- Problem to work on
Each line in the entries below that holds the string "Features" is to be listed.

•••••

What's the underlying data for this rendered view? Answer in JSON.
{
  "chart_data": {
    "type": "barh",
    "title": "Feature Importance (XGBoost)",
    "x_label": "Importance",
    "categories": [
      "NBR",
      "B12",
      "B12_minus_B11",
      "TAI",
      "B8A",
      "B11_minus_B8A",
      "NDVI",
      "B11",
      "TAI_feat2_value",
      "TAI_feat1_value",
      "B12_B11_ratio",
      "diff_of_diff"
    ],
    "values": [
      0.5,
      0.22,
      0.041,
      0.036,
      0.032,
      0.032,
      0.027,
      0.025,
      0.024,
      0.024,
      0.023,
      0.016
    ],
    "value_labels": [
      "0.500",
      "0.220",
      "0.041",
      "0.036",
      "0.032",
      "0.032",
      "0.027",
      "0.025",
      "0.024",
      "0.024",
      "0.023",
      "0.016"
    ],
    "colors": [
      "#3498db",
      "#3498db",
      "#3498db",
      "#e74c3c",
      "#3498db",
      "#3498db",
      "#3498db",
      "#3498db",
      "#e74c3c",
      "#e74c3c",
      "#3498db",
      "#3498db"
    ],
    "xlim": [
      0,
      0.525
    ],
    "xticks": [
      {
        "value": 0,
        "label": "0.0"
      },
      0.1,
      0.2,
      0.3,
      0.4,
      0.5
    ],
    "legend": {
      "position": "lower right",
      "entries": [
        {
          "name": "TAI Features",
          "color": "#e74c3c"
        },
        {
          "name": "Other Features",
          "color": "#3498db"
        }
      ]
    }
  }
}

•••••

- Answer for this exercise
          "name": "TAI Features",
          "name": "Other Features",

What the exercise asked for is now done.